OBJECTIVE >> Each line from the one containing "OCR this image." through the end of the listing below must be copied exactly; pictures are excluded.

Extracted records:
┌──

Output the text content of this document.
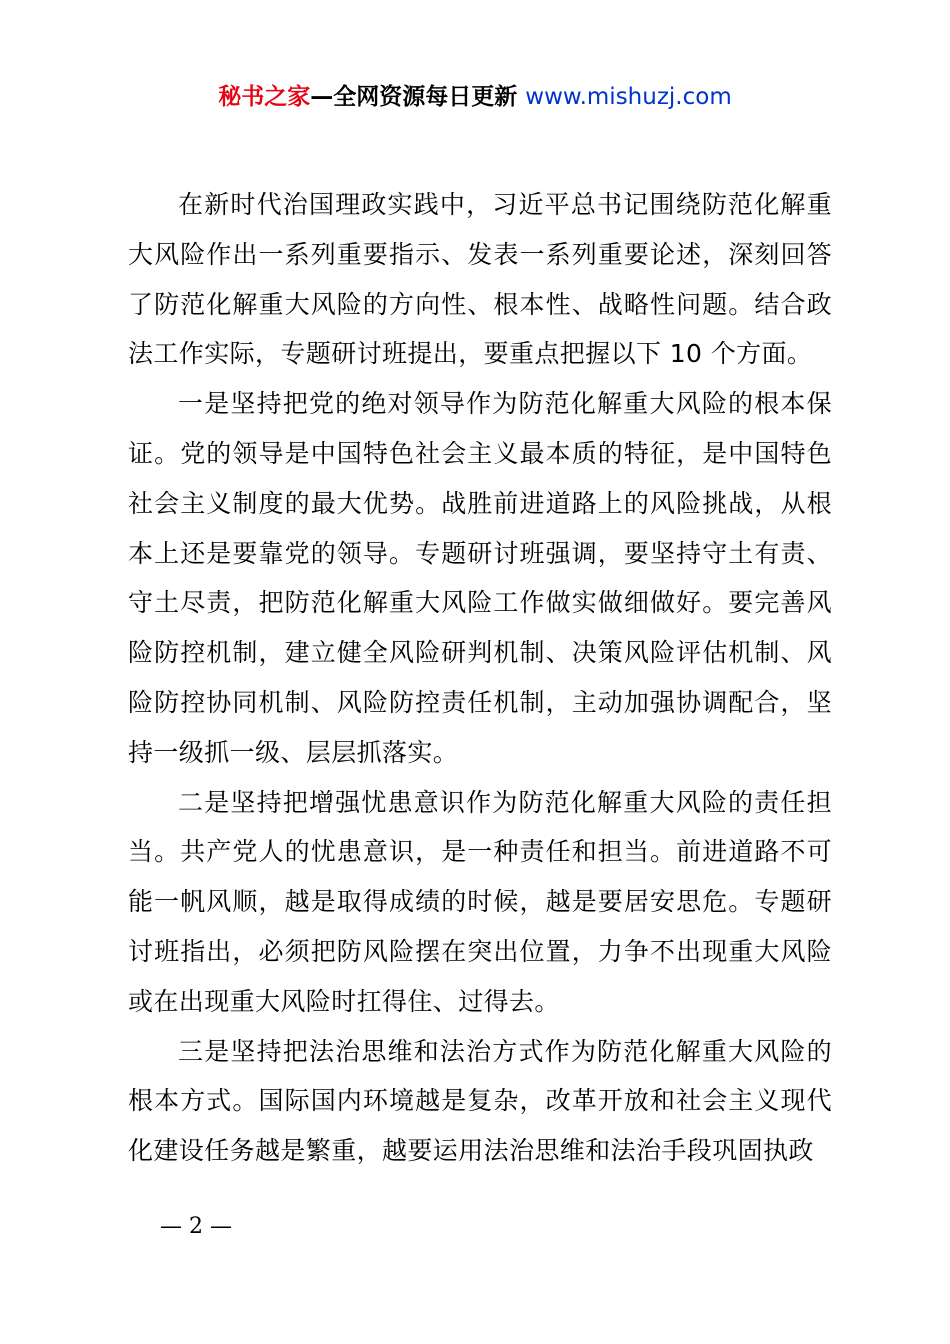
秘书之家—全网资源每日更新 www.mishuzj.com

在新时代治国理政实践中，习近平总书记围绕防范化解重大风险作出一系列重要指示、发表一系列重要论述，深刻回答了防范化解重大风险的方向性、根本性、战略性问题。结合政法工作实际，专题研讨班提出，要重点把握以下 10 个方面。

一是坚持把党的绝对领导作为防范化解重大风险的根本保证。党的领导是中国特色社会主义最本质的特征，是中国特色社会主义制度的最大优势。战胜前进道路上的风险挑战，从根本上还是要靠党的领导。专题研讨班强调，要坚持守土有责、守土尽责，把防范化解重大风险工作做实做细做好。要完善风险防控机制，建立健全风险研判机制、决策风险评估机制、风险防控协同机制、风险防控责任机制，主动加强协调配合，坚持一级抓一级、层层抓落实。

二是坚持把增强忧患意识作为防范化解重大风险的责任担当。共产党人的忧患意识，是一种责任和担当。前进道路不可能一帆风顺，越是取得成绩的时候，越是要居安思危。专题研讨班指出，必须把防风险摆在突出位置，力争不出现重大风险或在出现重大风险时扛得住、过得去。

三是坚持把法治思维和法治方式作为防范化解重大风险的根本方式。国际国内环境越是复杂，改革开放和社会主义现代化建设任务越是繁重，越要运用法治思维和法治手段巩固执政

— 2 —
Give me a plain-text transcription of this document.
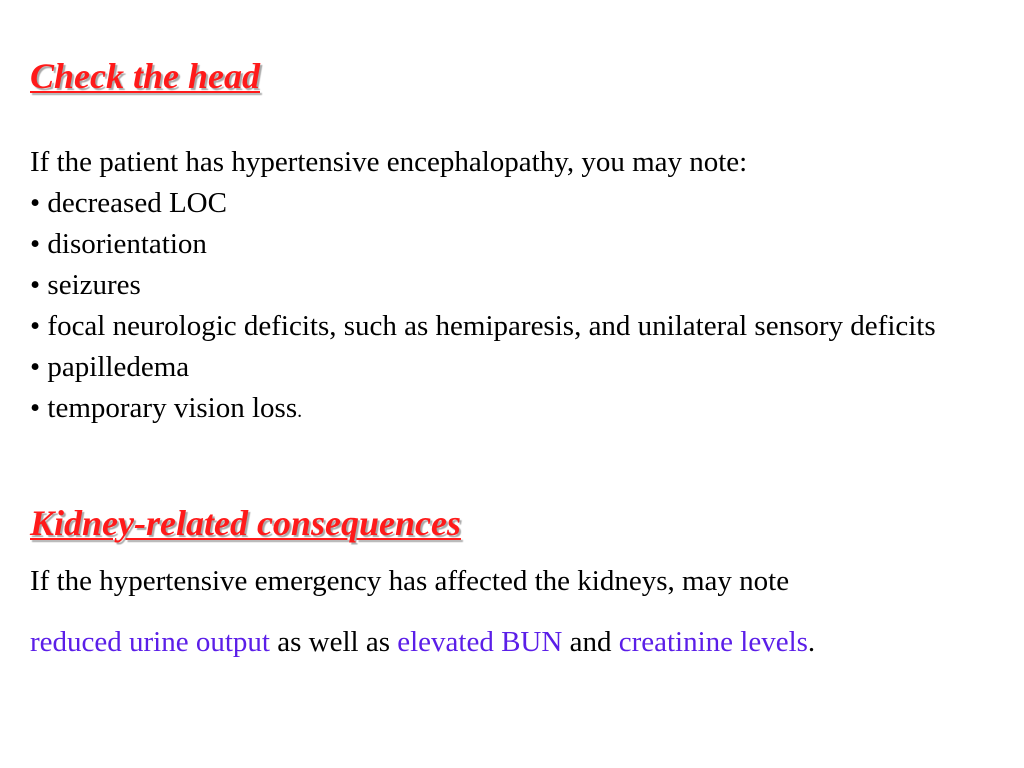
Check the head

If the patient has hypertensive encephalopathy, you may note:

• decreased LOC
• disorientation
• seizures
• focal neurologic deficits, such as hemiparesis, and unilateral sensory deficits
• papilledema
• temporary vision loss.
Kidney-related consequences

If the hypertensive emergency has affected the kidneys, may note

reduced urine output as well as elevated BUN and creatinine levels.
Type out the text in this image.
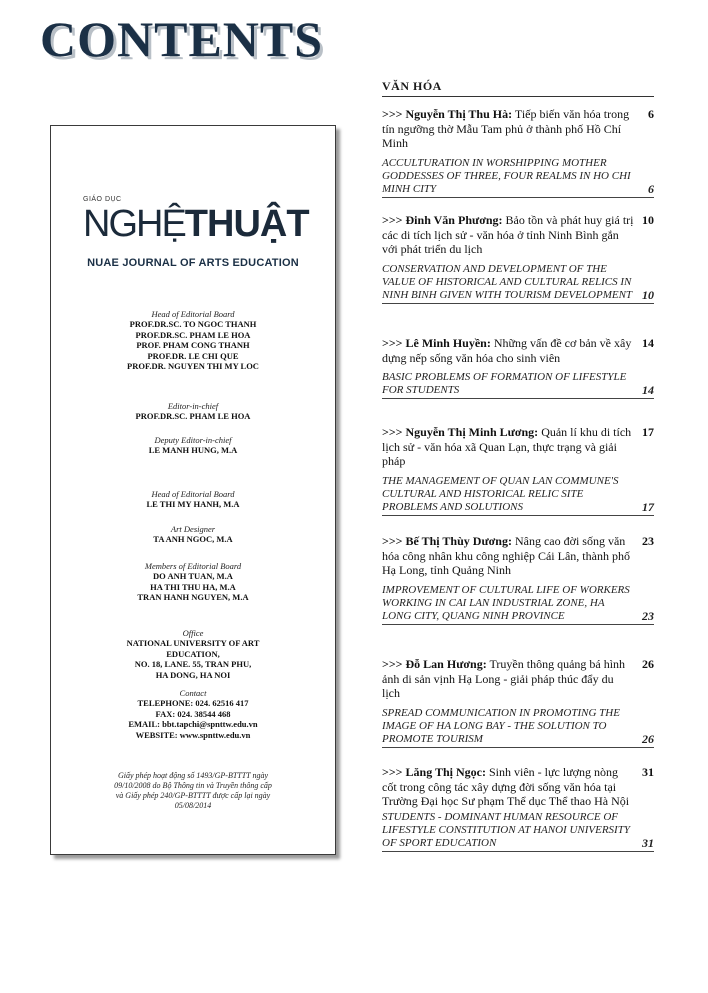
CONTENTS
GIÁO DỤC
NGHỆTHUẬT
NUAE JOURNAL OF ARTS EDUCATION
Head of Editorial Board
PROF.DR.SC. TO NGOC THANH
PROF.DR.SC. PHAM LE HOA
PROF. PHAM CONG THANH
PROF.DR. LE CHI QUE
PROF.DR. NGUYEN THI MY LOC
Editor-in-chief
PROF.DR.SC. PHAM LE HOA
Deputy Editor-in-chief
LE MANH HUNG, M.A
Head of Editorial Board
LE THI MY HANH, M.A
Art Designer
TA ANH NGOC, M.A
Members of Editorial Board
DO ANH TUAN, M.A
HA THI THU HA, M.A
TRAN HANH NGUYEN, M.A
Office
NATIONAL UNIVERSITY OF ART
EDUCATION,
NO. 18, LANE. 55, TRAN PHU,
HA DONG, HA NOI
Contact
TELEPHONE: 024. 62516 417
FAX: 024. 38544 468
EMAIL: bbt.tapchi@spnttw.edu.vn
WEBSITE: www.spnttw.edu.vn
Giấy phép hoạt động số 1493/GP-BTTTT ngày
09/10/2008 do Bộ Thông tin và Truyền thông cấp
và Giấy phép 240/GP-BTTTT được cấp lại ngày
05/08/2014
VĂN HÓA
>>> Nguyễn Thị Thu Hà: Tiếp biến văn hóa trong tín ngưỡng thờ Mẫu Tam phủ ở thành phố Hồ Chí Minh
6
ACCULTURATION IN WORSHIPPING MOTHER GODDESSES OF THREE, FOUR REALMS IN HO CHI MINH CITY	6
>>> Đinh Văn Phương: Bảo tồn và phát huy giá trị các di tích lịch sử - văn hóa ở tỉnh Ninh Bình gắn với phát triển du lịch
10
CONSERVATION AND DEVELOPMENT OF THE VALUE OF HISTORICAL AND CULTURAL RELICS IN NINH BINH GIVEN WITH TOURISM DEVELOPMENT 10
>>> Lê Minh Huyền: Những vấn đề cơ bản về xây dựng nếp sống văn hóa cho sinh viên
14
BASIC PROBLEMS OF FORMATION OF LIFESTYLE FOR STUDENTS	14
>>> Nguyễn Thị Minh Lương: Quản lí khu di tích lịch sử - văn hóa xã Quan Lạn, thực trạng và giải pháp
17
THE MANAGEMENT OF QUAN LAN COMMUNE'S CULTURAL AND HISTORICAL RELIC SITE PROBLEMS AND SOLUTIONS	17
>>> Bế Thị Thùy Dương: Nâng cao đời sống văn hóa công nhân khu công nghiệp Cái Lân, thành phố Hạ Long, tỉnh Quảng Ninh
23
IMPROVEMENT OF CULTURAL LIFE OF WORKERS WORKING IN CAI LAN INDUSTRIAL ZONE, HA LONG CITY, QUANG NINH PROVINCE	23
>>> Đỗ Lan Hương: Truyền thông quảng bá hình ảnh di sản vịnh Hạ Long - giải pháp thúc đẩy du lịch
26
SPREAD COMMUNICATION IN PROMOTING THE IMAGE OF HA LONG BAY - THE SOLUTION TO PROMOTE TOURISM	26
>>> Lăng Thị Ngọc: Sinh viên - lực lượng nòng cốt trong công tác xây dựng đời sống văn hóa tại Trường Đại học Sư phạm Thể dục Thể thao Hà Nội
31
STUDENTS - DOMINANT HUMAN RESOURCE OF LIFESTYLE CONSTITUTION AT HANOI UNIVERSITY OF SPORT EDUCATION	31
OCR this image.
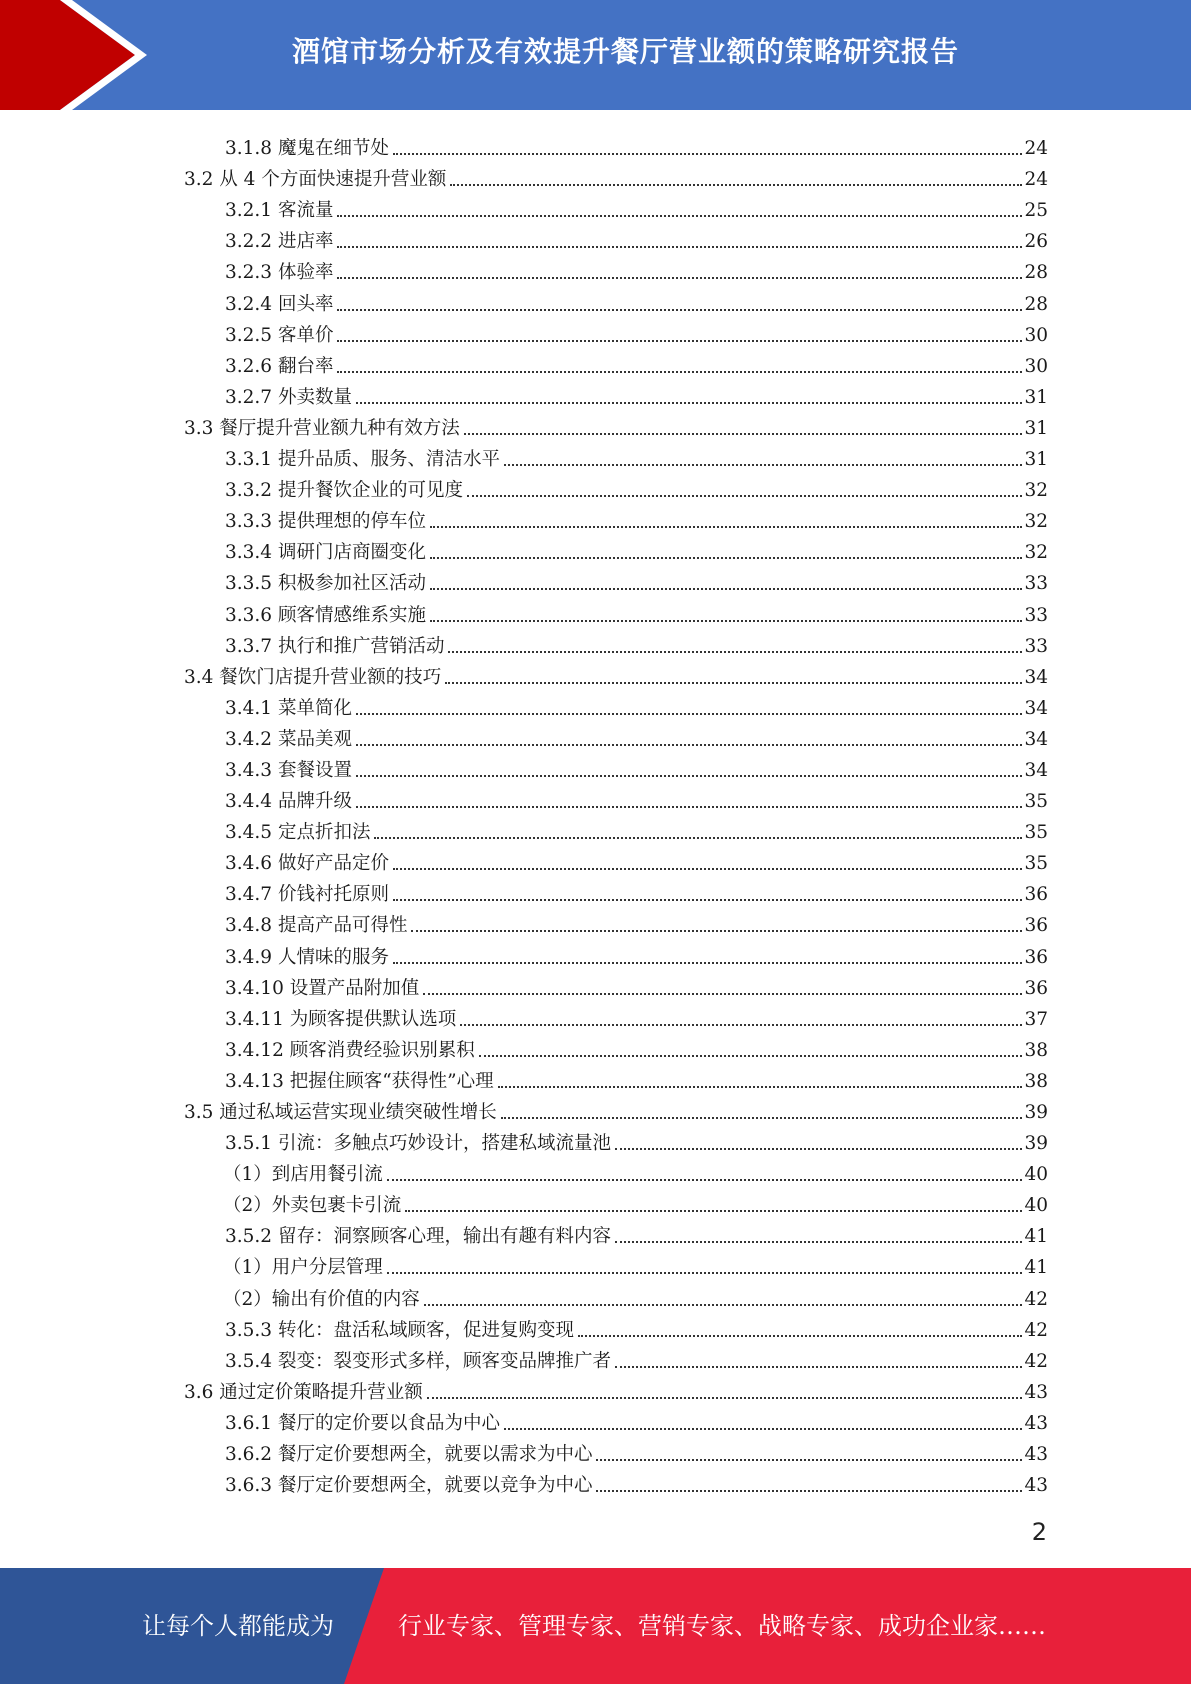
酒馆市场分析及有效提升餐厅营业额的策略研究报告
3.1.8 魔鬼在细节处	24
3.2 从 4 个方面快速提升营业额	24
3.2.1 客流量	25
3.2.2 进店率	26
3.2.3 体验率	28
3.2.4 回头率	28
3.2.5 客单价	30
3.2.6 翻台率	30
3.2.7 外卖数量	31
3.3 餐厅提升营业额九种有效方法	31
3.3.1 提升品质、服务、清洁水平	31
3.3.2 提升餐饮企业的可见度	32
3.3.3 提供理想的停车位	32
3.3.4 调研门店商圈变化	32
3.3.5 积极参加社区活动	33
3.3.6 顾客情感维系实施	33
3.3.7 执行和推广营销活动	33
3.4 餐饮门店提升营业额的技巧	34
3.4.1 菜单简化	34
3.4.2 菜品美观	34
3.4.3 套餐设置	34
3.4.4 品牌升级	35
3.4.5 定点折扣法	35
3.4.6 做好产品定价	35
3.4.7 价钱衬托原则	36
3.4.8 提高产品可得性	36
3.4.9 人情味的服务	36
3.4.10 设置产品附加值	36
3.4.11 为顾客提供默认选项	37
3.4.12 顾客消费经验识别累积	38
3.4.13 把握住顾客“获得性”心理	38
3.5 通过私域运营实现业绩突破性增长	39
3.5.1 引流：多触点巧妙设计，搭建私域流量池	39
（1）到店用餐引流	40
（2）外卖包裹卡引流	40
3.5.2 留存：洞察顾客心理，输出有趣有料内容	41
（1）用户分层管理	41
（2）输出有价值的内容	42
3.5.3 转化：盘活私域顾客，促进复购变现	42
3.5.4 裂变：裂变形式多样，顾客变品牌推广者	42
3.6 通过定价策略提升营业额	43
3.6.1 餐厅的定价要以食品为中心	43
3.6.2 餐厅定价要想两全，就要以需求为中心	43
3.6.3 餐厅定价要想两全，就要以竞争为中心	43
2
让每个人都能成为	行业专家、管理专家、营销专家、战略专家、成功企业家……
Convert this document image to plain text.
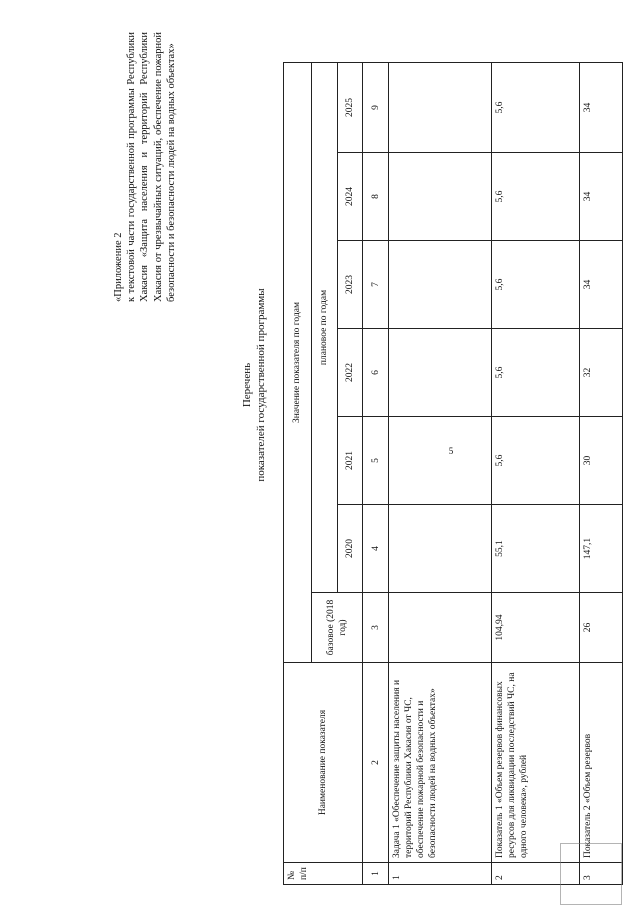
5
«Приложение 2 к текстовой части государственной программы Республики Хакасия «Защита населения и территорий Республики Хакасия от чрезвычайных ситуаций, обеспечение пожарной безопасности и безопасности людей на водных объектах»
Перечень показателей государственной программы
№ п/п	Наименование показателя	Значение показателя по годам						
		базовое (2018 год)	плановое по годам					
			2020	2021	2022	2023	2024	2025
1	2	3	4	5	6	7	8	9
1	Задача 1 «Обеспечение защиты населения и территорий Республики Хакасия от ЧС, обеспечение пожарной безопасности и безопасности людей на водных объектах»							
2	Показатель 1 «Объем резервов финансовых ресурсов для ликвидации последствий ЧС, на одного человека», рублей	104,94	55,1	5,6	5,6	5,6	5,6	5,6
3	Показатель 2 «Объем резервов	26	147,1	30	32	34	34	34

└──

RESULT >>
OCR this image.
酒馆市场分析及有效提升餐厅营业额的策略研究报告
3.1.8 魔鬼在细节处	24
3.2 从 4 个方面快速提升营业额	24
3.2.1 客流量	25
3.2.2 进店率	26
3.2.3 体验率	28
3.2.4 回头率	28
3.2.5 客单价	30
3.2.6 翻台率	30
3.2.7 外卖数量	31
3.3 餐厅提升营业额九种有效方法	31
3.3.1 提升品质、服务、清洁水平	31
3.3.2 提升餐饮企业的可见度	32
3.3.3 提供理想的停车位	32
3.3.4 调研门店商圈变化	32
3.3.5 积极参加社区活动	33
3.3.6 顾客情感维系实施	33
3.3.7 执行和推广营销活动	33
3.4 餐饮门店提升营业额的技巧	34
3.4.1 菜单简化	34
3.4.2 菜品美观	34
3.4.3 套餐设置	34
3.4.4 品牌升级	35
3.4.5 定点折扣法	35
3.4.6 做好产品定价	35
3.4.7 价钱衬托原则	36
3.4.8 提高产品可得性	36
3.4.9 人情味的服务	36
3.4.10 设置产品附加值	36
3.4.11 为顾客提供默认选项	37
3.4.12 顾客消费经验识别累积	38
3.4.13 把握住顾客“获得性”心理	38
3.5 通过私域运营实现业绩突破性增长	39
3.5.1 引流：多触点巧妙设计，搭建私域流量池	39
（1）到店用餐引流	40
（2）外卖包裹卡引流	40
3.5.2 留存：洞察顾客心理，输出有趣有料内容	41
（1）用户分层管理	41
（2）输出有价值的内容	42
3.5.3 转化：盘活私域顾客，促进复购变现	42
3.5.4 裂变：裂变形式多样，顾客变品牌推广者	42
3.6 通过定价策略提升营业额	43
3.6.1 餐厅的定价要以食品为中心	43
3.6.2 餐厅定价要想两全，就要以需求为中心	43
3.6.3 餐厅定价要想两全，就要以竞争为中心	43
2
让每个人都能成为	行业专家、管理专家、营销专家、战略专家、成功企业家……
Convert this document image to plain text.
5
«Приложение 2 к текстовой части государственной программы Республики Хакасия «Защита населения и территорий Республики Хакасия от чрезвычайных ситуаций, обеспечение пожарной безопасности и безопасности людей на водных объектах»
Перечень показателей государственной программы
№ п/п	Наименование показателя	Значение показателя по годам						
		базовое (2018 год)	плановое по годам					
			2020	2021	2022	2023	2024	2025
1	2	3	4	5	6	7	8	9
1	Задача 1 «Обеспечение защиты населения и территорий Республики Хакасия от ЧС, обеспечение пожарной безопасности и безопасности людей на водных объектах»							
2	Показатель 1 «Объем резервов финансовых ресурсов для ликвидации последствий ЧС, на одного человека», рублей	104,94	55,1	5,6	5,6	5,6	5,6	5,6
3	Показатель 2 «Объем резервов	26	147,1	30	32	34	34	34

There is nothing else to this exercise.